• WHAT YOU HAVE TO DO: Of all the lines in the material, how many include the word "JSON"? Reply with the number alone.

[Dataset items]
▼▼▼

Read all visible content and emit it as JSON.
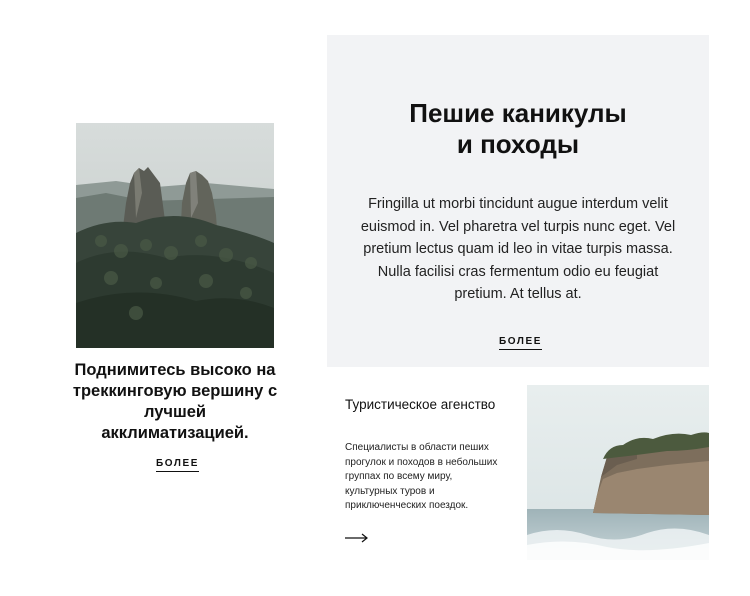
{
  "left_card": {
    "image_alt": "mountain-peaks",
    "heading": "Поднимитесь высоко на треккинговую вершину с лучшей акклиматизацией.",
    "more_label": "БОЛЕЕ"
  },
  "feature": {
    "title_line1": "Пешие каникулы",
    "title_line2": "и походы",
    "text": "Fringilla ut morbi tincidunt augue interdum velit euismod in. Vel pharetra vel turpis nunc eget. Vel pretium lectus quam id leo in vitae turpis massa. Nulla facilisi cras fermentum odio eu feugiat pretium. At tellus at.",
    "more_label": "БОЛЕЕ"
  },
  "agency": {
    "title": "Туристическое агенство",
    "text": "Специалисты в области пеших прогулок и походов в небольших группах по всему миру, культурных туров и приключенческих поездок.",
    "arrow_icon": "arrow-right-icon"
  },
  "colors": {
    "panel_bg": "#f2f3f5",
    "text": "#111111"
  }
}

▲▲▲
▼▼▼

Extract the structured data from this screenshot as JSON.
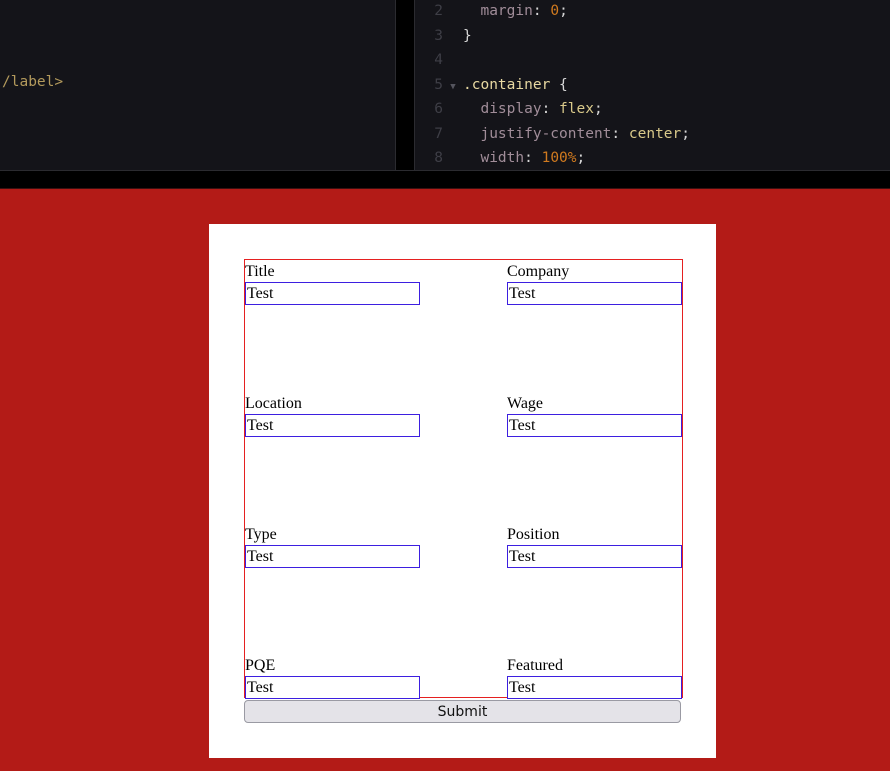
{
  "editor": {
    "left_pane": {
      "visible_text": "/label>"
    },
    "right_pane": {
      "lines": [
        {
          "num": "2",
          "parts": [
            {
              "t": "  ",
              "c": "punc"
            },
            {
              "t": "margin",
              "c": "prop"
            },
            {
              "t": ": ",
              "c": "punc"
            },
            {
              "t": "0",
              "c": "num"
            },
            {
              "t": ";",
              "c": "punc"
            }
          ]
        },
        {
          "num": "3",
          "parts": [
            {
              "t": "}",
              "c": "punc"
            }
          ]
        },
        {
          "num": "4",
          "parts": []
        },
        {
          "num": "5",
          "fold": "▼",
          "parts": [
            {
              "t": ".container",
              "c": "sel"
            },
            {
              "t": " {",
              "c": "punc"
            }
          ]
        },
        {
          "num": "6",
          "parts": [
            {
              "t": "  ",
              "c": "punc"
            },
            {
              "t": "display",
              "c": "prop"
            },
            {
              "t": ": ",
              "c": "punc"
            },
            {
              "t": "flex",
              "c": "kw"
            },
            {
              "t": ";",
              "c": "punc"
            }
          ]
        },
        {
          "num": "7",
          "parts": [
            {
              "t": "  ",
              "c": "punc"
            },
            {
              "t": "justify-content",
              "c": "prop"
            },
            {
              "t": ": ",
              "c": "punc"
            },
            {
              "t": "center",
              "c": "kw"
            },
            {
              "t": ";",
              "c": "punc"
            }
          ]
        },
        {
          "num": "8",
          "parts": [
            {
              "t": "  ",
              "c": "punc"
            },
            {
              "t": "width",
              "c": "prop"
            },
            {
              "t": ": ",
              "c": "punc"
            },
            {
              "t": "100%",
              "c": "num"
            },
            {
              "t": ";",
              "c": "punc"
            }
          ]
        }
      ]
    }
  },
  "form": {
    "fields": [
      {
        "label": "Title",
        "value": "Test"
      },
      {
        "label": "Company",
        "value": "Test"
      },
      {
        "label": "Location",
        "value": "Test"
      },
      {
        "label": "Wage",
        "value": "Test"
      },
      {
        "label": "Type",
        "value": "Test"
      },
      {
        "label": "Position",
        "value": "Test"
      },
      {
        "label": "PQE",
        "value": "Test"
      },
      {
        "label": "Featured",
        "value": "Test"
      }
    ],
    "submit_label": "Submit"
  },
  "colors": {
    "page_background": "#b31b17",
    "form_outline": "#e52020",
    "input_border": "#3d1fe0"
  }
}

▲▲▲

• ANSWER TO THIS EXERCISE: 2